§ **The task**: For this exercise, copy out each line of the material below that includes "Plechelmuskerk".
## START Data shown
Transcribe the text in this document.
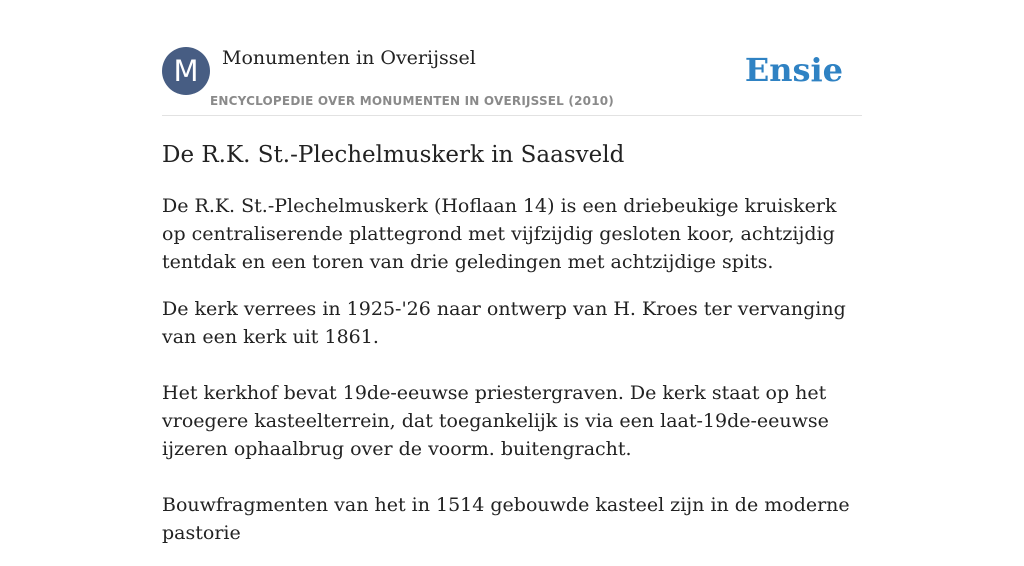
M	Monumenten in Overijssel
ENCYCLOPEDIE OVER MONUMENTEN IN OVERIJSSEL (2010)
Ensie
De R.K. St.-Plechelmuskerk in Saasveld

De R.K. St.-Plechelmuskerk (Hoflaan 14) is een driebeukige kruiskerk op centraliserende plattegrond met vijfzijdig gesloten koor, achtzijdig tentdak en een toren van drie geledingen met achtzijdige spits.

De kerk verrees in 1925-'26 naar ontwerp van H. Kroes ter vervanging van een kerk uit 1861.

Het kerkhof bevat 19de-eeuwse priestergraven. De kerk staat op het vroegere kasteelterrein, dat toegankelijk is via een laat-19de-eeuwse ijzeren ophaalbrug over de voorm. buitengracht.

Bouwfragmenten van het in 1514 gebouwde kasteel zijn in de moderne pastorie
## END Data shown
§ **Solution to this task**:
De R.K. St.-Plechelmuskerk in Saasveld
De R.K. St.-Plechelmuskerk (Hoflaan 14) is een driebeukige kruiskerk op centraliserende plattegrond met vijfzijdig gesloten koor, achtzijdig tentdak en een toren van drie geledingen met achtzijdige spits.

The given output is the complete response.